··· Material

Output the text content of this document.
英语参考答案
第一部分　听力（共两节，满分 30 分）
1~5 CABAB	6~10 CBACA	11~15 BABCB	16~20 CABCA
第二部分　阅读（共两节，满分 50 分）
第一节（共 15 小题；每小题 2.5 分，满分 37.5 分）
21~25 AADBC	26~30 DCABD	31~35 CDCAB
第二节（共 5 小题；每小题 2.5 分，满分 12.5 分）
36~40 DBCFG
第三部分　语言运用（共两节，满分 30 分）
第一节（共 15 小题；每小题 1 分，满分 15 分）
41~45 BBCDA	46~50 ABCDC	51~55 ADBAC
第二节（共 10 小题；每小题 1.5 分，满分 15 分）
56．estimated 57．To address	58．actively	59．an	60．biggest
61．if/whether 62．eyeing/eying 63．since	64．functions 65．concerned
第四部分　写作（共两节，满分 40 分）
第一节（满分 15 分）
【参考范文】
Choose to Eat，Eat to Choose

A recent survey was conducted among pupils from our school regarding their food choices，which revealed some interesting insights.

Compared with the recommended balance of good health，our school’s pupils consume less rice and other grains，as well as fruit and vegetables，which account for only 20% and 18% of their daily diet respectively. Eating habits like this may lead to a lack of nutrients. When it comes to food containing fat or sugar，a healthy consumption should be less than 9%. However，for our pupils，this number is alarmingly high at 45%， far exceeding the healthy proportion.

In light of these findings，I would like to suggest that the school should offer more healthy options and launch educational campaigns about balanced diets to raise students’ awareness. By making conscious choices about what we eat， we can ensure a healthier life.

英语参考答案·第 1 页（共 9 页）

······
··· Material

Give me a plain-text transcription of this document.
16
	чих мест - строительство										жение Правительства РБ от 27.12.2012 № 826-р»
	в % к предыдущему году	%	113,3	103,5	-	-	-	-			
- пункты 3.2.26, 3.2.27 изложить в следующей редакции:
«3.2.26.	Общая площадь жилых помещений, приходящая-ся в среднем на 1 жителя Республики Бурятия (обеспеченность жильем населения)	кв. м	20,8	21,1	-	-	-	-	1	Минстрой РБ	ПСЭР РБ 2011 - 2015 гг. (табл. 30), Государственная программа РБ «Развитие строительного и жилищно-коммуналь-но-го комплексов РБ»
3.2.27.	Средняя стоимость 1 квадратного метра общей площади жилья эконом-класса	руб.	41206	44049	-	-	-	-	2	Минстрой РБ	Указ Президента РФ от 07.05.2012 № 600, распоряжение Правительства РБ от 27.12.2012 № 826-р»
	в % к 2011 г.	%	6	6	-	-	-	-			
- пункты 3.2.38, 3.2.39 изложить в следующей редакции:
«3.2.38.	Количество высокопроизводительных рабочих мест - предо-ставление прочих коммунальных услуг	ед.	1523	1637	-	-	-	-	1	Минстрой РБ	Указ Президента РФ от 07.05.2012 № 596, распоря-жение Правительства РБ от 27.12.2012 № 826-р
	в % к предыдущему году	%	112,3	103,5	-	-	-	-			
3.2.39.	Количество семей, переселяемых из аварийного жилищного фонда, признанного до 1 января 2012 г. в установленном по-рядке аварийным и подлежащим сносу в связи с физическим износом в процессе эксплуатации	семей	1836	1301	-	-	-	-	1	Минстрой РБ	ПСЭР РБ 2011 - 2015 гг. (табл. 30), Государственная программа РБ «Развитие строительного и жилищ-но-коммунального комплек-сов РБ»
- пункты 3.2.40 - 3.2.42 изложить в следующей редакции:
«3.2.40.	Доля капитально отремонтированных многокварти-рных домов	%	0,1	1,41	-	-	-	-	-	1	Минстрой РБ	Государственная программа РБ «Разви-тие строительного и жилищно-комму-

······
··· Material

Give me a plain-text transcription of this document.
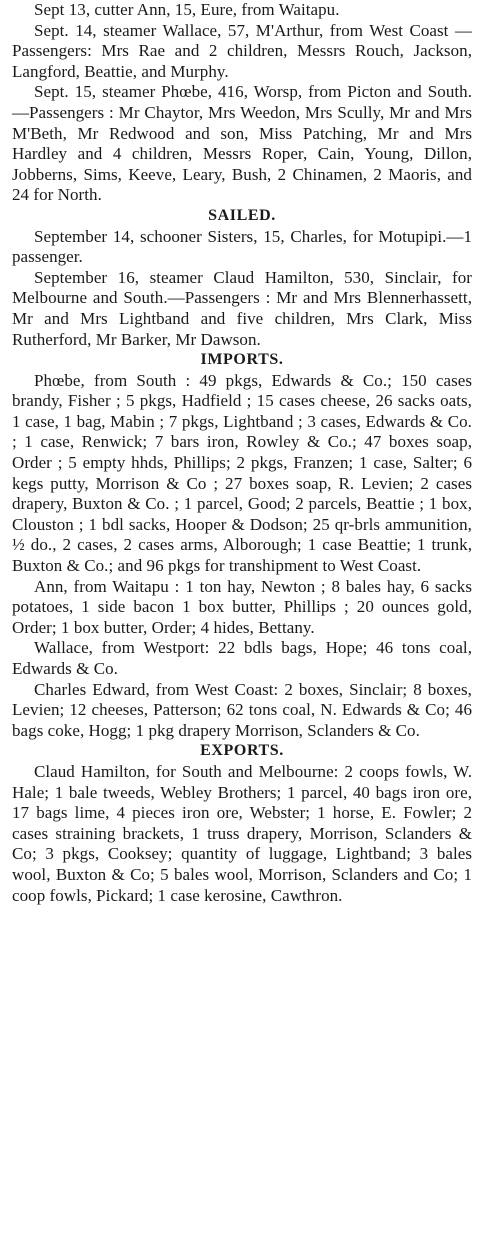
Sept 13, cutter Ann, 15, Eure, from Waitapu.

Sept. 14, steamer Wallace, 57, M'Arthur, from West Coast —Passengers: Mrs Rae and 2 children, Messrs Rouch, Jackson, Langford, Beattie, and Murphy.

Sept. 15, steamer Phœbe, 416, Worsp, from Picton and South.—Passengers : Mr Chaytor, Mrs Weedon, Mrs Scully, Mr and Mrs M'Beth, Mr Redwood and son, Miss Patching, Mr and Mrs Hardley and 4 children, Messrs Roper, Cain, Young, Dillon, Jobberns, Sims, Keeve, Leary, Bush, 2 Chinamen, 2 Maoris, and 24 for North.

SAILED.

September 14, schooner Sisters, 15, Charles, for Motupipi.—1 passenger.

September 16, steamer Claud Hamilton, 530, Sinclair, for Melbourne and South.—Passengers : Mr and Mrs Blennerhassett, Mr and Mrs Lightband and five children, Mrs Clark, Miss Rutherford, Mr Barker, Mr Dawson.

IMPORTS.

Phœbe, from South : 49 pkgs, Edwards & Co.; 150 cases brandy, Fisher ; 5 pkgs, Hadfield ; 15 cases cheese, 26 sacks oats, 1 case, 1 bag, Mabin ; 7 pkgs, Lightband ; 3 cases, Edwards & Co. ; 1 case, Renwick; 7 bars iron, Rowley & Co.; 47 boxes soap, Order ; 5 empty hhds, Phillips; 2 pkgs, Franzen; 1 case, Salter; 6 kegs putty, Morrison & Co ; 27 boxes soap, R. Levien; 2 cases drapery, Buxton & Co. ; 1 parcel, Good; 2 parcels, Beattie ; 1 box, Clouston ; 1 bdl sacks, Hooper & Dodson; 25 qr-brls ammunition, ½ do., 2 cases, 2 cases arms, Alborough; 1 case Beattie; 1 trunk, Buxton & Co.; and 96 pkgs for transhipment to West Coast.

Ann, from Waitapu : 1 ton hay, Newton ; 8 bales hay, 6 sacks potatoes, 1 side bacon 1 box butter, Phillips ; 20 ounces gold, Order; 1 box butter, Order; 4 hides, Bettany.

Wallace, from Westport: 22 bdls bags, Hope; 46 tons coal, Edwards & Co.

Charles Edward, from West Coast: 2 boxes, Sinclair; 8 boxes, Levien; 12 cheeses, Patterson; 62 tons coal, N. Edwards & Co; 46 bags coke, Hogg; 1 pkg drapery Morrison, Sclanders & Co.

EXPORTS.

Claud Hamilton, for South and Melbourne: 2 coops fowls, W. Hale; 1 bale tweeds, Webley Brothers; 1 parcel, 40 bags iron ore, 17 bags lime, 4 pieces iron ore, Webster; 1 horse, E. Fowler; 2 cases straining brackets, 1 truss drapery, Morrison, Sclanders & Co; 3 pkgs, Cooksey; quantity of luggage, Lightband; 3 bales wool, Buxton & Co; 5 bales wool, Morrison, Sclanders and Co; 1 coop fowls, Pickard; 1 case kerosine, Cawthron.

······

## Exercise brief
Set out every line from the material that contains the string "sacks".

## Output for this exercise
Phœbe, from South : 49 pkgs, Edwards & Co.; 150 cases brandy, Fisher ; 5 pkgs, Hadfield ; 15 cases cheese, 26 sacks oats, 1 case, 1 bag, Mabin ; 7 pkgs, Lightband ; 3 cases, Edwards & Co. ; 1 case, Renwick; 7 bars iron, Rowley & Co.; 47 boxes soap, Order ; 5 empty hhds, Phillips; 2 pkgs, Franzen; 1 case, Salter; 6 kegs putty, Morrison & Co ; 27 boxes soap, R. Levien; 2 cases drapery, Buxton & Co. ; 1 parcel, Good; 2 parcels, Beattie ; 1 box, Clouston ; 1 bdl sacks, Hooper & Dodson; 25 qr-brls ammunition, ½ do., 2 cases, 2 cases arms, Alborough; 1 case Beattie; 1 trunk, Buxton & Co.; and 96 pkgs for transhipment to West Coast.
Ann, from Waitapu : 1 ton hay, Newton ; 8 bales hay, 6 sacks potatoes, 1 side bacon 1 box butter, Phillips ; 20 ounces gold, Order; 1 box butter, Order; 4 hides, Bettany.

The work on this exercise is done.